MATERIAL FOR THIS TASK.
============

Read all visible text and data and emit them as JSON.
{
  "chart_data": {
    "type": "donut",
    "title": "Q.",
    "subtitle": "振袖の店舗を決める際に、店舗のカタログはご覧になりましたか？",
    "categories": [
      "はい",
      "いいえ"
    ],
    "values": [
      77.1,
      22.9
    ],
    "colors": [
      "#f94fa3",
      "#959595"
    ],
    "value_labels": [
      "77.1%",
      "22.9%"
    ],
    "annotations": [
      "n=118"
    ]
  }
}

============

EXERCISE TASK.
Return every line exactly.

SOLUTION BELOW.
Read all visible text and data and emit them as JSON.
{
  "chart_data": {
    "type": "donut",
    "title": "Q.",
    "subtitle": "振袖の店舗を決める際に、店舗のカタログはご覧になりましたか？",
    "categories": [
      "はい",
      "いいえ"
    ],
    "values": [
      77.1,
      22.9
    ],
    "colors": [
      "#f94fa3",
      "#959595"
    ],
    "value_labels": [
      "77.1%",
      "22.9%"
    ],
    "annotations": [
      "n=118"
    ]
  }
}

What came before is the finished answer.